Work instructions. Whenever a line below holds the word "name", copy that line.

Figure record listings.
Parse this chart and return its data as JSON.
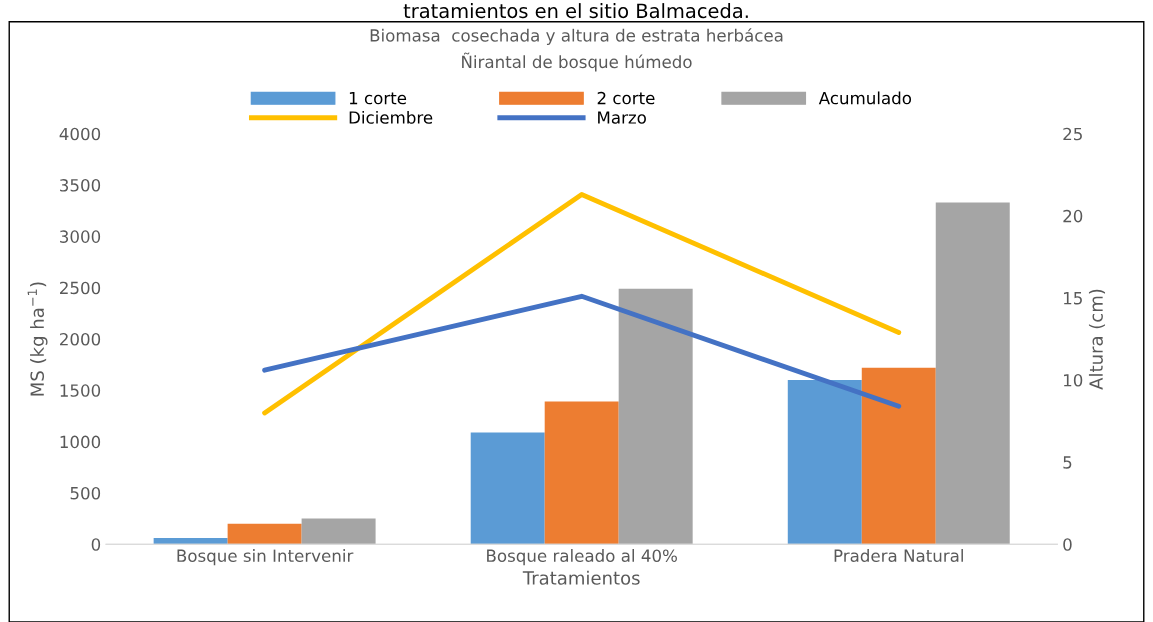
{
  "chart_data": {
    "type": "bar",
    "title": "Biomasa  cosechada y altura de estrata herbácea\nÑirantal de bosque húmedo",
    "xlabel": "Tratamientos",
    "ylabel": "MS (kg ha$^{−1}$)",
    "y2label": "Altura (cm)",
    "categories": [
      "Bosque sin Intervenir",
      "Bosque raleado al 40%",
      "Pradera Natural"
    ],
    "series": [
      {
        "name": "1 corte",
        "color": "#5b9bd5",
        "values": [
          60,
          1090,
          1600
        ]
      },
      {
        "name": "2 corte",
        "color": "#ed7d31",
        "values": [
          200,
          1390,
          1720
        ]
      },
      {
        "name": "Acumulado",
        "color": "#a5a5a5",
        "values": [
          250,
          2490,
          3330
        ]
      },
      {
        "name": "Diciembre",
        "type": "line",
        "axis": "y2",
        "color": "#ffc000",
        "values": [
          8.0,
          21.3,
          12.9
        ]
      },
      {
        "name": "Marzo",
        "type": "line",
        "axis": "y2",
        "color": "#4472c4",
        "values": [
          10.6,
          15.1,
          8.4
        ]
      }
    ],
    "ylim": [
      0,
      4000
    ],
    "yticks": [
      0,
      500,
      1000,
      1500,
      2000,
      2500,
      3000,
      3500,
      4000
    ],
    "y2lim": [
      0,
      25
    ],
    "y2ticks": [
      0,
      5,
      10,
      15,
      20,
      25
    ],
    "grid": false,
    "legend": "top",
    "marker": "none",
    "annotations": [
      "tratamientos en el sitio Balmaceda."
    ]
  }
}
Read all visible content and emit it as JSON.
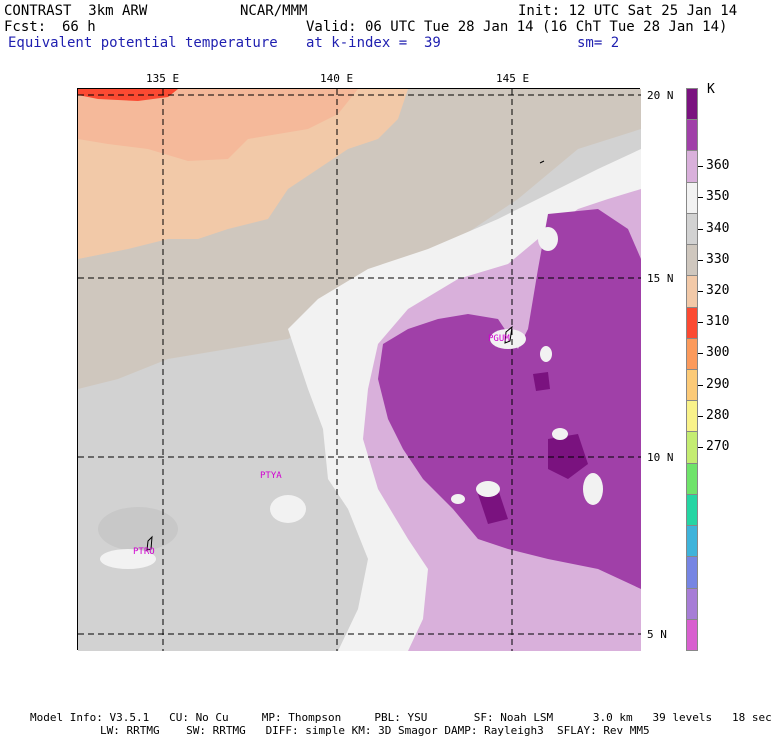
{
  "header": {
    "model": "CONTRAST  3km ARW",
    "institution": "NCAR/MMM",
    "init": "Init: 12 UTC Sat 25 Jan 14",
    "fcst_label": "Fcst:",
    "fcst_value": "66 h",
    "valid": "Valid: 06 UTC Tue 28 Jan 14 (16 ChT Tue 28 Jan 14)",
    "field": "Equivalent potential temperature",
    "level": "at k-index =  39",
    "smoothing": "sm= 2"
  },
  "map": {
    "lon_labels": [
      "135 E",
      "140 E",
      "145 E"
    ],
    "lat_labels": [
      "20 N",
      "15 N",
      "10 N",
      "5 N"
    ],
    "stations": [
      "PGUM",
      "PTYA",
      "PTRO"
    ]
  },
  "legend": {
    "unit": "K",
    "labels": [
      "360",
      "350",
      "340",
      "330",
      "320",
      "310",
      "300",
      "290",
      "280",
      "270"
    ],
    "colors": [
      "#7a127f",
      "#a040a8",
      "#d9b0db",
      "#f2f2f2",
      "#d2d2d2",
      "#cfc7be",
      "#f2c9a8",
      "#fb4a32",
      "#fb9a5c",
      "#fcca78",
      "#f9f28a",
      "#c4ec72",
      "#6fe36a",
      "#25d5a3",
      "#3fb3da",
      "#7685e3",
      "#a77dd6",
      "#d860cf"
    ]
  },
  "footer": {
    "line1": "Model Info: V3.5.1   CU: No Cu     MP: Thompson     PBL: YSU       SF: Noah LSM      3.0 km   39 levels   18 sec",
    "line2": "LW: RRTMG    SW: RRTMG   DIFF: simple KM: 3D Smagor DAMP: Rayleigh3  SFLAY: Rev MM5"
  }
}
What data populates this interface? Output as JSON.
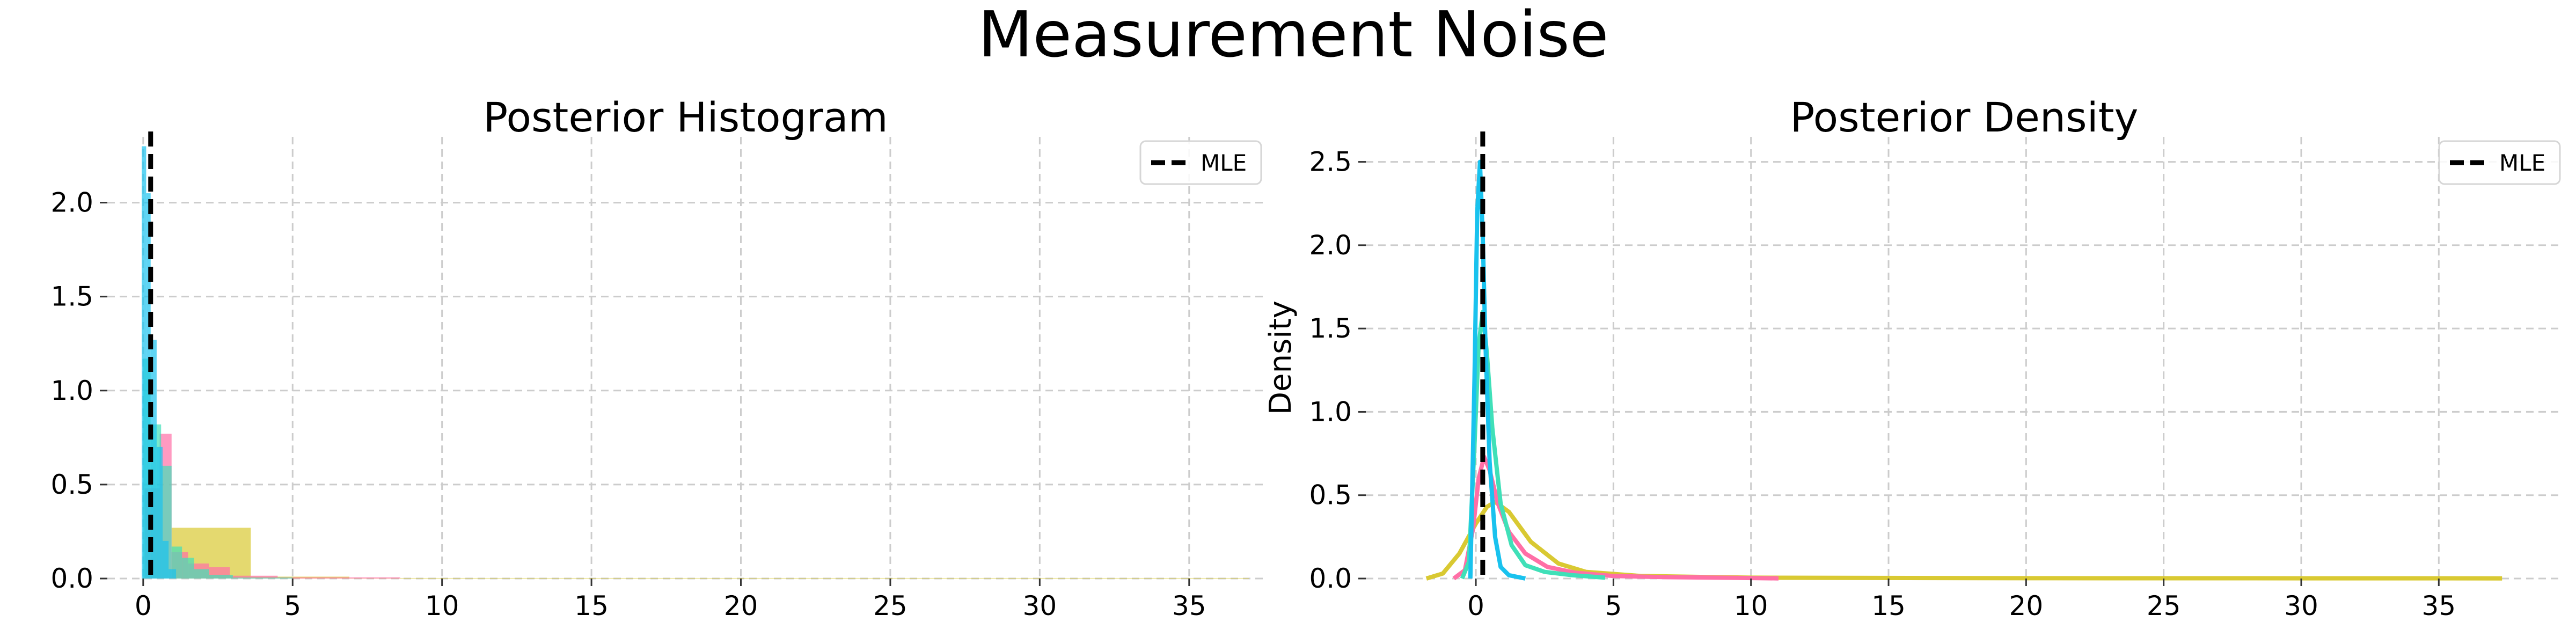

Problem solution.
        "name": "1 corte",
        "name": "2 corte",
        "name": "Acumulado",
        "name": "Diciembre",
        "name": "Marzo",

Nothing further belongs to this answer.